»»

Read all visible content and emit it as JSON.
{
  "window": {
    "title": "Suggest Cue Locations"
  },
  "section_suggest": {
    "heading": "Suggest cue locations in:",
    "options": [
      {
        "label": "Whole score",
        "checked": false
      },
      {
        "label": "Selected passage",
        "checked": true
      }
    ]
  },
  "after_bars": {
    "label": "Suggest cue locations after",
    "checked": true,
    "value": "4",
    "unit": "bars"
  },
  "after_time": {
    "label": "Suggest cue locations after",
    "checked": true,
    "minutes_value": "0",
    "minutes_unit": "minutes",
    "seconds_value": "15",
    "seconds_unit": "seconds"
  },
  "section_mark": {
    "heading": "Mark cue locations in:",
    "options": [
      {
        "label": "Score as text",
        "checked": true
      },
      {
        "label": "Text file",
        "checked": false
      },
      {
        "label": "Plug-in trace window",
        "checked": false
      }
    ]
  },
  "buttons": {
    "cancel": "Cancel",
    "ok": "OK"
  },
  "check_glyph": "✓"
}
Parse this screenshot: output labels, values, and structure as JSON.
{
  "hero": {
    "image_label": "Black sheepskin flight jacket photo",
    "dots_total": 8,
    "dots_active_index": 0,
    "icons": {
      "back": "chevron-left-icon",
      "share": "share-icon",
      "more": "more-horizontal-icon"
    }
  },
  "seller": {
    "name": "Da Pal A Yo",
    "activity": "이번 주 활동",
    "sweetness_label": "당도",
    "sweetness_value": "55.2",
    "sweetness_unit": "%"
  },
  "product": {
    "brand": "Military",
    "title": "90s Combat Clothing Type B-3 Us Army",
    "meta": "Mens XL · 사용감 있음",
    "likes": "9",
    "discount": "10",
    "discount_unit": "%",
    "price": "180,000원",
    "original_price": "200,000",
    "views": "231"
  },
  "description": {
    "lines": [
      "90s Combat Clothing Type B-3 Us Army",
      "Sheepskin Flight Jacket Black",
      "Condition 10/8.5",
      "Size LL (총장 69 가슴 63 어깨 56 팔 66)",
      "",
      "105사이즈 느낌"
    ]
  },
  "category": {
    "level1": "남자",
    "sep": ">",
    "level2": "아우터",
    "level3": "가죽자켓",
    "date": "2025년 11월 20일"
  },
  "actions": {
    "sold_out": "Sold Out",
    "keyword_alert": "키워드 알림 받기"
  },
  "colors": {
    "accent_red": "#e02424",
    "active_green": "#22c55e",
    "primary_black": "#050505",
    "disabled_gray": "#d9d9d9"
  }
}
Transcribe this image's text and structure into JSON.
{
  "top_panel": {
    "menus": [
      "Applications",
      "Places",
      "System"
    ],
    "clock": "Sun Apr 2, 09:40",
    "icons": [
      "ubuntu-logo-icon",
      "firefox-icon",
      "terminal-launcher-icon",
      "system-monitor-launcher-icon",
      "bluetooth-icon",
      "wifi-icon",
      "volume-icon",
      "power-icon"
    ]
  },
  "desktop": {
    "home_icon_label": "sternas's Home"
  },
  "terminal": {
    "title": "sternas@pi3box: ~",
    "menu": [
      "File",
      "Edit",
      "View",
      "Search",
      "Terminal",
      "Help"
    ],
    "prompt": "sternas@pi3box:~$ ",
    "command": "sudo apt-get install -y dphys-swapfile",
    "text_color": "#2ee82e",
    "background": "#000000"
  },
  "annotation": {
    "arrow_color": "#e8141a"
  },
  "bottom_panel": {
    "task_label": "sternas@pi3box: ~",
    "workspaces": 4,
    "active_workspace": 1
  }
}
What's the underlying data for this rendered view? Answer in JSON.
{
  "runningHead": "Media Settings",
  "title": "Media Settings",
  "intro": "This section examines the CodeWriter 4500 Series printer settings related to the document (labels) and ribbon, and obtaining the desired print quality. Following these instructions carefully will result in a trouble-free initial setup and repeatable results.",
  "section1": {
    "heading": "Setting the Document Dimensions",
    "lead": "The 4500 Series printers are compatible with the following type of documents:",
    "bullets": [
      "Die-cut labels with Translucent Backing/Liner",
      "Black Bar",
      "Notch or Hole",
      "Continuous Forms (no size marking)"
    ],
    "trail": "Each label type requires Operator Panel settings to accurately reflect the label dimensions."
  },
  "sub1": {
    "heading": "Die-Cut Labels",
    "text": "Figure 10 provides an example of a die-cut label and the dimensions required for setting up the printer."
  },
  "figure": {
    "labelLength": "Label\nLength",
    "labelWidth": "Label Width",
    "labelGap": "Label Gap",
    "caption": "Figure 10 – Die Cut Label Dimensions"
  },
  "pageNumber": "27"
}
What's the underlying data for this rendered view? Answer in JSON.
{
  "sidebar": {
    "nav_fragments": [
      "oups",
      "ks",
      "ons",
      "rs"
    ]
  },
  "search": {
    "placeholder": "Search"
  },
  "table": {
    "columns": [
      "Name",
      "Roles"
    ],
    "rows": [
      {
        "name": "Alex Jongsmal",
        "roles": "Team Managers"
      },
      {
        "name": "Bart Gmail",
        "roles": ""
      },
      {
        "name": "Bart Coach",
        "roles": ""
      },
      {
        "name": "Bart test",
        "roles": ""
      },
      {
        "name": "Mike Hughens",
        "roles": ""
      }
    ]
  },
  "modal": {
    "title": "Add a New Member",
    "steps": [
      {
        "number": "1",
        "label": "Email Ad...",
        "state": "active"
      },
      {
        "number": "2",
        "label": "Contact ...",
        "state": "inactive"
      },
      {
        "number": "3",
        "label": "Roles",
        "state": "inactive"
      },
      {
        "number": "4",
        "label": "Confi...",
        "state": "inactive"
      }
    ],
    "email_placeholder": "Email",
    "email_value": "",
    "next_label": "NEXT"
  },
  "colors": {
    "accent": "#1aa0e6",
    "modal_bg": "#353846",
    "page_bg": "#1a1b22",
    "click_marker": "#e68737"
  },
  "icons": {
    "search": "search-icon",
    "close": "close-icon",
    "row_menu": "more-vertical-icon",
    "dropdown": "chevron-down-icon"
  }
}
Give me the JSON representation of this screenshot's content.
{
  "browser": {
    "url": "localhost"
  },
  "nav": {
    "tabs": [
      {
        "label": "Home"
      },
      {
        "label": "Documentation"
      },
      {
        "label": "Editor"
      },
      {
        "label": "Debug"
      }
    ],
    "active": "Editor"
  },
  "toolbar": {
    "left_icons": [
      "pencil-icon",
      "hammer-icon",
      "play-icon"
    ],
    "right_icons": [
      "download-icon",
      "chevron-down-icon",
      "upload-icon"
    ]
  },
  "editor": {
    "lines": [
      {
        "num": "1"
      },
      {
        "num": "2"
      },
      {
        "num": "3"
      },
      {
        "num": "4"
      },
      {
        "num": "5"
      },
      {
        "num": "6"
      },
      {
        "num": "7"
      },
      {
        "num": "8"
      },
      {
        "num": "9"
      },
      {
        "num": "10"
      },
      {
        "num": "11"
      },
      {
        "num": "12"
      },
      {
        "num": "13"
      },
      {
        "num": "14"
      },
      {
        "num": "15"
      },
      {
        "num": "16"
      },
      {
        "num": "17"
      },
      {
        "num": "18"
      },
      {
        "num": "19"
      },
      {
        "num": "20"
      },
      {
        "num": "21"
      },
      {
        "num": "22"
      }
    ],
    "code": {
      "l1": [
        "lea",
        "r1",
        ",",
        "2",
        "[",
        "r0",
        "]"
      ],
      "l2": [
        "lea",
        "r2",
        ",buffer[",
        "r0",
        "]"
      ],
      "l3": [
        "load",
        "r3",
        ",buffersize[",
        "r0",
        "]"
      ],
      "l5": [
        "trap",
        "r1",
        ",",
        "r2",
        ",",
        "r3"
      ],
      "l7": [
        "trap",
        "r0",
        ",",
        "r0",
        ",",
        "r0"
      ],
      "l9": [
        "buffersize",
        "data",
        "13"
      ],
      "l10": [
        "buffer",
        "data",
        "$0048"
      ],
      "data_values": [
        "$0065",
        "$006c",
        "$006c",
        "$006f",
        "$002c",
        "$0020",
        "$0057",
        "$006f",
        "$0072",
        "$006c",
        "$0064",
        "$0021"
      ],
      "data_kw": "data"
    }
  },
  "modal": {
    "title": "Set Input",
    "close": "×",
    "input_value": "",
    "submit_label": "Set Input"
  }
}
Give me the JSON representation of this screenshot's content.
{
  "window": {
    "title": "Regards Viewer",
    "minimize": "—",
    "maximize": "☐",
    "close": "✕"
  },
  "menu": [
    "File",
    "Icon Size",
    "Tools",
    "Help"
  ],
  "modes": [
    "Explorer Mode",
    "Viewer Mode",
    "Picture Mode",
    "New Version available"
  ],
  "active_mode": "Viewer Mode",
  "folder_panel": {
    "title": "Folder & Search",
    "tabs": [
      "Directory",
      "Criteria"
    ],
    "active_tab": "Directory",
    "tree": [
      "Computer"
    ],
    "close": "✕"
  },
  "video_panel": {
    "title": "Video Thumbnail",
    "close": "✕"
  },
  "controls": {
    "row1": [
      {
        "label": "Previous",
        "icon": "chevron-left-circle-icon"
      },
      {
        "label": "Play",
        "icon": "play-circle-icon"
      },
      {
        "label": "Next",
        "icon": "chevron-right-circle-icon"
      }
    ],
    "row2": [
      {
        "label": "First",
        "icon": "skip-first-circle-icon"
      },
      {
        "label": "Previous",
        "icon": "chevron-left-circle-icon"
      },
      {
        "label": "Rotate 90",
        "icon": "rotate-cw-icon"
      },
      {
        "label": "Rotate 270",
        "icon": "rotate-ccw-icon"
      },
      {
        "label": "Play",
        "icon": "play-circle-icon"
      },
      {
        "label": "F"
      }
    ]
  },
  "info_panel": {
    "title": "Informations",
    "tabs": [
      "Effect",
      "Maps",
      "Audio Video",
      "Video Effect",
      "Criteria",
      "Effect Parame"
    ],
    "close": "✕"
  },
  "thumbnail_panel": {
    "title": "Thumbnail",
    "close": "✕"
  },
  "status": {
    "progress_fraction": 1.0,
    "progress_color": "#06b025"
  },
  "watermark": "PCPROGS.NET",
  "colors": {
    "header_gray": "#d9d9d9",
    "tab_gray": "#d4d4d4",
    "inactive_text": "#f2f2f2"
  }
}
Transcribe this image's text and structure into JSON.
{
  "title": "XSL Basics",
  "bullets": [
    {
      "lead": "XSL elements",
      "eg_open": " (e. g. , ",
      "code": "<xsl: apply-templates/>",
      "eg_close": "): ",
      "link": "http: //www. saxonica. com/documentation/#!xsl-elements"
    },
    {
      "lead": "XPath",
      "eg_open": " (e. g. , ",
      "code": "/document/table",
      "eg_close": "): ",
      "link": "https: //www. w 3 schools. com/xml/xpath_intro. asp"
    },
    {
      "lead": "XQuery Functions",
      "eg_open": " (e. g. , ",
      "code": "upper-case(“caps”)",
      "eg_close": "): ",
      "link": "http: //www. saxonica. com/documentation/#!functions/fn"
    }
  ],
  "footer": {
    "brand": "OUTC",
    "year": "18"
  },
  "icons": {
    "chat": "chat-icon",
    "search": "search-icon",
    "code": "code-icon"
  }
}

««

→ **Problem details**
Return every line containing "Bart".

→ **Written solution**
        "name": "Bart Gmail",
        "name": "Bart Coach",
        "name": "Bart test",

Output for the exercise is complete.